> _GIVEN REQUEST_
Convert the lines of the items, starting at the very first line and ending at the line that contains "- file-type: 文件夹: [519, 218, 560, 236]", into a Markdown table with the columns "No." and "Line", numbering each row and leaving out blank lines.

Element and region listings
------------------------------------
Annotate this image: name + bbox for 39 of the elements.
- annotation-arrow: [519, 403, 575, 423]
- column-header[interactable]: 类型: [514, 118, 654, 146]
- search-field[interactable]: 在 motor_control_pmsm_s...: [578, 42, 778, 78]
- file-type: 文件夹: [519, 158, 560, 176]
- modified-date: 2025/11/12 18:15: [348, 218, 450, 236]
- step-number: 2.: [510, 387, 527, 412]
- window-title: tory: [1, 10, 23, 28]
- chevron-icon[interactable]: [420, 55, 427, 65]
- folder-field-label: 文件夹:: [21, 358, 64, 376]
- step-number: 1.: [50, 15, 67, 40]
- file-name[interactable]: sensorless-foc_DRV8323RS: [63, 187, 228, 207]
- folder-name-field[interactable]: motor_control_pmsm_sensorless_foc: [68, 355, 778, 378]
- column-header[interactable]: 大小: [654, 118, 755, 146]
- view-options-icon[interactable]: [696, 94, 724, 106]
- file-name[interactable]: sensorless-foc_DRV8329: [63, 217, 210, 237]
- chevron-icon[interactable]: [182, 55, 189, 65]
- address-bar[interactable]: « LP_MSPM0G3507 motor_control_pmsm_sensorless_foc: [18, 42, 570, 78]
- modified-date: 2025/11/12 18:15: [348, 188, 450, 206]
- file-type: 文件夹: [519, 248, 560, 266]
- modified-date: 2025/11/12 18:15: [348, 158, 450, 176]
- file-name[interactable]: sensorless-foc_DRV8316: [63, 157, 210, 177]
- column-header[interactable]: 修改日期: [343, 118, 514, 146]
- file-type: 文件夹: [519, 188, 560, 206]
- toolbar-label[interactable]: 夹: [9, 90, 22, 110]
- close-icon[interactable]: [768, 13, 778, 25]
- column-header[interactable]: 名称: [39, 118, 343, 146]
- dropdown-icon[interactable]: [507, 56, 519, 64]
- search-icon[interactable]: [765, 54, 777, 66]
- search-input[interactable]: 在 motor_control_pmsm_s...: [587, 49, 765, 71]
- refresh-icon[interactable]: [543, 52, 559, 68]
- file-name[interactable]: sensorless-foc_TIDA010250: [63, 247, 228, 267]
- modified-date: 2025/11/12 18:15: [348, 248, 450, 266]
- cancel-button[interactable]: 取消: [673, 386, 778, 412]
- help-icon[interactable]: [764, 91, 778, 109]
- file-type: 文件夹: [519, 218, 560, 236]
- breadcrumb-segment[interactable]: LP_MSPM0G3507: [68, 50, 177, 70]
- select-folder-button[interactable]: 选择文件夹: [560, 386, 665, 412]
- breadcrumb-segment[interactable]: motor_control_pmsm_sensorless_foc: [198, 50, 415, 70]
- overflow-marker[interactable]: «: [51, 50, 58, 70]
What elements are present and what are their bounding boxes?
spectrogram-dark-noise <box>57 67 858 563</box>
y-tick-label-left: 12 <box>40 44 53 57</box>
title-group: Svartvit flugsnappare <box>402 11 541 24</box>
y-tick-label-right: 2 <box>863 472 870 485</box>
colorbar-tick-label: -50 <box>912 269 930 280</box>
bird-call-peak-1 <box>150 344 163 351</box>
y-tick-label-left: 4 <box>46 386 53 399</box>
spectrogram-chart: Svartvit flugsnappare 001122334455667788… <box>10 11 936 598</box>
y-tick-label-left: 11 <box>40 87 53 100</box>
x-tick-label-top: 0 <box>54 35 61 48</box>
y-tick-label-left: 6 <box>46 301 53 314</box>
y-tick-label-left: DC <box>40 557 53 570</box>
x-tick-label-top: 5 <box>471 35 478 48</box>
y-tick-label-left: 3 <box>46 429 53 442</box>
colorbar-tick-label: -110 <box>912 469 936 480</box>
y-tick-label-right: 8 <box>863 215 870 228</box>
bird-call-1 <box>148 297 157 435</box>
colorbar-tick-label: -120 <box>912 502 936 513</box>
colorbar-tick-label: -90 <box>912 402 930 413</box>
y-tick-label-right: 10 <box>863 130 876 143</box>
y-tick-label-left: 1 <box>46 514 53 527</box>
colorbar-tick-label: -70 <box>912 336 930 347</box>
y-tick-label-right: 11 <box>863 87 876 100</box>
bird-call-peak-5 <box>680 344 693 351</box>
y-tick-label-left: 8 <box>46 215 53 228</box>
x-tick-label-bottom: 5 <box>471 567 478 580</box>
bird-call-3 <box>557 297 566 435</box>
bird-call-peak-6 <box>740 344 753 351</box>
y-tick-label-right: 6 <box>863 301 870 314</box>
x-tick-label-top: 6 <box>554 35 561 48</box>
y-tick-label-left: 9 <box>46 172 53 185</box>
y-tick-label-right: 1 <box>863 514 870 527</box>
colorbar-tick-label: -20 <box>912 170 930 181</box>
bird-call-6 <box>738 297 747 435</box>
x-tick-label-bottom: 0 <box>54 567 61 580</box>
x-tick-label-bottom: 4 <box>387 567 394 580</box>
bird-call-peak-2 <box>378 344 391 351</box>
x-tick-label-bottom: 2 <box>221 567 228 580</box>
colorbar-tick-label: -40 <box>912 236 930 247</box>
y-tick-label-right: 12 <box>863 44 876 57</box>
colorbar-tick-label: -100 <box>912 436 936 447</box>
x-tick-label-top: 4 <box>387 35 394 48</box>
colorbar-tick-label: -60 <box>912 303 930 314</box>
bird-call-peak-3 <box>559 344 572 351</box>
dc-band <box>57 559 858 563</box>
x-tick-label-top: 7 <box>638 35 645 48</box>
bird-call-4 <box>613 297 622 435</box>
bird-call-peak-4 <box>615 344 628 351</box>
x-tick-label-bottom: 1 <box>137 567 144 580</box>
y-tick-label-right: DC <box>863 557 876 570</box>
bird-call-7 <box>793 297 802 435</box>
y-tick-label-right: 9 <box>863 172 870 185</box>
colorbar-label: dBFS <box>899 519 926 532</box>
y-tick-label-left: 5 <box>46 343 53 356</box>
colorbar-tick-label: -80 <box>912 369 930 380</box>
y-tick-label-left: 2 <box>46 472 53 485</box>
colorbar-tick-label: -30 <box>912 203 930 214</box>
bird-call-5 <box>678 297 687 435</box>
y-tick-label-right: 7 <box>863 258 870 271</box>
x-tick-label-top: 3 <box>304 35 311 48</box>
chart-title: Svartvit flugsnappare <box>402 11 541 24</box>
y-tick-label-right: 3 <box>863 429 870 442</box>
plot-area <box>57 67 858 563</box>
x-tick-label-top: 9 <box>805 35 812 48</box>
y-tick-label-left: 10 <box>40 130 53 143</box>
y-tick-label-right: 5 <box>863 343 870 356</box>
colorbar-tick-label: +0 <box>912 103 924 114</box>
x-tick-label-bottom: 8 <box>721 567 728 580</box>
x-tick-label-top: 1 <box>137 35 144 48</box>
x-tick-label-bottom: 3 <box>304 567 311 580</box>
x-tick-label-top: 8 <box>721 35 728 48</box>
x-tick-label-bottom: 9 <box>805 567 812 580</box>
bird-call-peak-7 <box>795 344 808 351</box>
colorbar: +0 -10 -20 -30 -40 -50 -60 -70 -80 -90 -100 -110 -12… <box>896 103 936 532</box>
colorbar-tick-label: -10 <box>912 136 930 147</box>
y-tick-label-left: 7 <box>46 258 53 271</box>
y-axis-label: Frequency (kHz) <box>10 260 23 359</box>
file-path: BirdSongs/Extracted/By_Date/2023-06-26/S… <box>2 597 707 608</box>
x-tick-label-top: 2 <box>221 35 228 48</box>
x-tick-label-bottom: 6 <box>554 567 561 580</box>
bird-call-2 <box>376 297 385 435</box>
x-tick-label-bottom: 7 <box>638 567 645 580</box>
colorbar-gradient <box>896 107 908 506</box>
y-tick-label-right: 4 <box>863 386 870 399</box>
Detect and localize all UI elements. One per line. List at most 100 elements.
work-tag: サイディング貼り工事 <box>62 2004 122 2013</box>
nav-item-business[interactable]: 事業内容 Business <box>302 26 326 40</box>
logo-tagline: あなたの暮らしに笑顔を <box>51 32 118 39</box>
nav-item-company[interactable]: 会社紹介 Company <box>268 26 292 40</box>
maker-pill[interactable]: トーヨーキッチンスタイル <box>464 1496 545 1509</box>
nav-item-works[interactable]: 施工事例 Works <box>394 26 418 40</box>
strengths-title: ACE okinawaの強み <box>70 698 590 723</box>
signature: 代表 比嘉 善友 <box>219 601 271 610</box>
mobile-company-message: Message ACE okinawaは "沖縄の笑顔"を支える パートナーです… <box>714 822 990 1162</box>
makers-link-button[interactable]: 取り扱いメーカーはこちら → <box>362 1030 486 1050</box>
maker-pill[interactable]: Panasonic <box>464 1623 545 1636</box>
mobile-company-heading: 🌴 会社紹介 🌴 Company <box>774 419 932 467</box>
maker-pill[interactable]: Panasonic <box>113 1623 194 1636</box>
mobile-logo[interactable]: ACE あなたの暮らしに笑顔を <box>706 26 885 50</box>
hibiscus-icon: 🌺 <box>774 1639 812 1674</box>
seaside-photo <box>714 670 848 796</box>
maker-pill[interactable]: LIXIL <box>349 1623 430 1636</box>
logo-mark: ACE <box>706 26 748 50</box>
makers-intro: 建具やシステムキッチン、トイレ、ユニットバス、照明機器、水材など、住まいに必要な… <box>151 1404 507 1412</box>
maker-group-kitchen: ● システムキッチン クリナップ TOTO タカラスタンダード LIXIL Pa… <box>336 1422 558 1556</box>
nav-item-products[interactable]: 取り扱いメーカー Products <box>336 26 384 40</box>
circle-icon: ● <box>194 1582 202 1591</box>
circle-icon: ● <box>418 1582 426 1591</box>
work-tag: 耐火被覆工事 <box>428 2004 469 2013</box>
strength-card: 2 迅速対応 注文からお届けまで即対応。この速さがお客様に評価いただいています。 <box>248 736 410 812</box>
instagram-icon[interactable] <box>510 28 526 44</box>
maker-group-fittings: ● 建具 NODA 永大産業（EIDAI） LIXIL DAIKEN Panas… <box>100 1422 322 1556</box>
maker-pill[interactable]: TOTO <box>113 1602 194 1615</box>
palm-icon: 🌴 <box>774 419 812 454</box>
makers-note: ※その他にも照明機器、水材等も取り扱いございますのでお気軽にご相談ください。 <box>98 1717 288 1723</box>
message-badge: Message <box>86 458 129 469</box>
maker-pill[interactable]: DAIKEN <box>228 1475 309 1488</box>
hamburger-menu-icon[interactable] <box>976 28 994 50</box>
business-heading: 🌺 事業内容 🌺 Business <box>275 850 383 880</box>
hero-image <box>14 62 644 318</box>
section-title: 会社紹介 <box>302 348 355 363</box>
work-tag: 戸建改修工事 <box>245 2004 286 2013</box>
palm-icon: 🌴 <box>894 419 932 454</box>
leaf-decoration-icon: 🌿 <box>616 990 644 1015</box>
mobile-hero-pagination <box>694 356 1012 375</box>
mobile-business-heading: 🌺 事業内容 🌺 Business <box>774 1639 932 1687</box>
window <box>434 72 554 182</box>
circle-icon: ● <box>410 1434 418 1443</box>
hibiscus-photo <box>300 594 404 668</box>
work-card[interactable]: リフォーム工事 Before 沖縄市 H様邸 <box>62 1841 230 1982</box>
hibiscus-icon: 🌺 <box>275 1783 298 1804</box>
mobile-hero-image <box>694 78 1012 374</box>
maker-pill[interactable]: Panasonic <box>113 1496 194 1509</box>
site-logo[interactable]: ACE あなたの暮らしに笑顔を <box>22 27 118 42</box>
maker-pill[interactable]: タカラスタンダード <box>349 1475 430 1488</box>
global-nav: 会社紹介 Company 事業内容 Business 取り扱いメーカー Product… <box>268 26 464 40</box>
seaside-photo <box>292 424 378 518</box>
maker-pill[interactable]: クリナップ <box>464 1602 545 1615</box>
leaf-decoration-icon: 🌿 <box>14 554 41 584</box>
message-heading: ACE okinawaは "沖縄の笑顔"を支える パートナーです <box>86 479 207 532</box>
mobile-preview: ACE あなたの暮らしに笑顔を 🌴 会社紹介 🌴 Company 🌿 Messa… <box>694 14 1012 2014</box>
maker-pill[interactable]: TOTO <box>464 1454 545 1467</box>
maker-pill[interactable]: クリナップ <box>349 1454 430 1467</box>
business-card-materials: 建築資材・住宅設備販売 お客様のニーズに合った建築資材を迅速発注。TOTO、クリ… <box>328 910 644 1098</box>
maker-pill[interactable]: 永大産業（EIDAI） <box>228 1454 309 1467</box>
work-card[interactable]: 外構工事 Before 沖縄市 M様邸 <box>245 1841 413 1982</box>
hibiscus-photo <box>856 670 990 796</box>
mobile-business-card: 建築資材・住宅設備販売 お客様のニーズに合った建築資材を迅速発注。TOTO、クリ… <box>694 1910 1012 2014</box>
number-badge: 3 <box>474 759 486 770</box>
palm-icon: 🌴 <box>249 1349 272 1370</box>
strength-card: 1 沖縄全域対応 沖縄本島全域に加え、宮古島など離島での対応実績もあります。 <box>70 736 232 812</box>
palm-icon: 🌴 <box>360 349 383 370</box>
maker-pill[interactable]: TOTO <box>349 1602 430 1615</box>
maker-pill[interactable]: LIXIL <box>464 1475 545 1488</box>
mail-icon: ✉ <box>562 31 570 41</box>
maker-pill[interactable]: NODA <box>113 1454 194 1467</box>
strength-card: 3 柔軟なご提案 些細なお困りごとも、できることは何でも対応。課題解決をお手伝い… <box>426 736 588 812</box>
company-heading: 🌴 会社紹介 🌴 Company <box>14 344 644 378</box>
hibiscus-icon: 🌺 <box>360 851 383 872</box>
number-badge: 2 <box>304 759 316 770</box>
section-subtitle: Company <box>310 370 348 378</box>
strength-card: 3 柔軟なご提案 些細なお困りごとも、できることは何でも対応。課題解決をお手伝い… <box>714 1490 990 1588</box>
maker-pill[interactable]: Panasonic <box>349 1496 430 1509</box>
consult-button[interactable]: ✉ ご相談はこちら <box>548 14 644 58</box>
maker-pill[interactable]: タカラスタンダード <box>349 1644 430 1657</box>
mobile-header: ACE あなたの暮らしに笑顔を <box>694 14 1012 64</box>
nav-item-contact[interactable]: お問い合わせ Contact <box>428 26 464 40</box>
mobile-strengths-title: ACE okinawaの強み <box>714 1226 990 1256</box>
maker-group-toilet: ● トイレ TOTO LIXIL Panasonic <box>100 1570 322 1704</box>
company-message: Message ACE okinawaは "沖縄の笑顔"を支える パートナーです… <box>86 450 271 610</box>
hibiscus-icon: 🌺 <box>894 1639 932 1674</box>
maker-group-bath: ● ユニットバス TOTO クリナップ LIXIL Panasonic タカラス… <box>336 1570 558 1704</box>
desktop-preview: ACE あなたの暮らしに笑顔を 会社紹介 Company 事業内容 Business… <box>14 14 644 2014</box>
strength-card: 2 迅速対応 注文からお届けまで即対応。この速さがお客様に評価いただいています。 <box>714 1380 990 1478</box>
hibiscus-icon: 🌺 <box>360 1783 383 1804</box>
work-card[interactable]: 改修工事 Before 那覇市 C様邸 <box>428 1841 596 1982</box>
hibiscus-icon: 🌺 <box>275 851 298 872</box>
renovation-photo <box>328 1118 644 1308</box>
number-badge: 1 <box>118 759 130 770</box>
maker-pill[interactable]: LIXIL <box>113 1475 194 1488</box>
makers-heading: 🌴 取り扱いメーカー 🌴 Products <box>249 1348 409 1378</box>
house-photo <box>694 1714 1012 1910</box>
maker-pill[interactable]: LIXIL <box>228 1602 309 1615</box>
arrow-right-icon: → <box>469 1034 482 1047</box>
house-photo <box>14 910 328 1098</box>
------------------------------------
> _SOLUTION TO THIS PROBLEM_
| No. | Line |
|---|---|
| 1 | Annotate this image: name + bbox for 39 of the elements. |
| 2 | - annotation-arrow: [519, 403, 575, 423] |
| 3 | - column-header[interactable]: 类型: [514, 118, 654, 146] |
| 4 | - search-field[interactable]: 在 motor_control_pmsm_s...: [578, 42, 778, 78] |
| 5 | - file-type: 文件夹: [519, 158, 560, 176] |
| 6 | - modified-date: 2025/11/12 18:15: [348, 218, 450, 236] |
| 7 | - step-number: 2.: [510, 387, 527, 412] |
| 8 | - window-title: tory: [1, 10, 23, 28] |
| 9 | - chevron-icon[interactable]: [420, 55, 427, 65] |
| 10 | - folder-field-label: 文件夹:: [21, 358, 64, 376] |
| 11 | - step-number: 1.: [50, 15, 67, 40] |
| 12 | - file-name[interactable]: sensorless-foc_DRV8323RS: [63, 187, 228, 207] |
| 13 | - folder-name-field[interactable]: motor_control_pmsm_sensorless_foc: [68, 355, 778, 378] |
| 14 | - column-header[interactable]: 大小: [654, 118, 755, 146] |
| 15 | - view-options-icon[interactable]: [696, 94, 724, 106] |
| 16 | - file-name[interactable]: sensorless-foc_DRV8329: [63, 217, 210, 237] |
| 17 | - chevron-icon[interactable]: [182, 55, 189, 65] |
| 18 | - address-bar[interactable]: « LP_MSPM0G3507 motor_control_pmsm_sensorless_foc: [18, 42, 570, 78] |
| 19 | - modified-date: 2025/11/12 18:15: [348, 188, 450, 206] |
| 20 | - file-type: 文件夹: [519, 248, 560, 266] |
| 21 | - modified-date: 2025/11/12 18:15: [348, 158, 450, 176] |
| 22 | - file-name[interactable]: sensorless-foc_DRV8316: [63, 157, 210, 177] |
| 23 | - column-header[interactable]: 修改日期: [343, 118, 514, 146] |
| 24 | - file-type: 文件夹: [519, 188, 560, 206] |
| 25 | - toolbar-label[interactable]: 夹: [9, 90, 22, 110] |
| 26 | - close-icon[interactable]: [768, 13, 778, 25] |
| 27 | - column-header[interactable]: 名称: [39, 118, 343, 146] |
| 28 | - dropdown-icon[interactable]: [507, 56, 519, 64] |
| 29 | - search-icon[interactable]: [765, 54, 777, 66] |
| 30 | - search-input[interactable]: 在 motor_control_pmsm_s...: [587, 49, 765, 71] |
| 31 | - refresh-icon[interactable]: [543, 52, 559, 68] |
| 32 | - file-name[interactable]: sensorless-foc_TIDA010250: [63, 247, 228, 267] |
| 33 | - modified-date: 2025/11/12 18:15: [348, 248, 450, 266] |
| 34 | - cancel-button[interactable]: 取消: [673, 386, 778, 412] |
| 35 | - help-icon[interactable]: [764, 91, 778, 109] |
| 36 | - file-type: 文件夹: [519, 218, 560, 236] |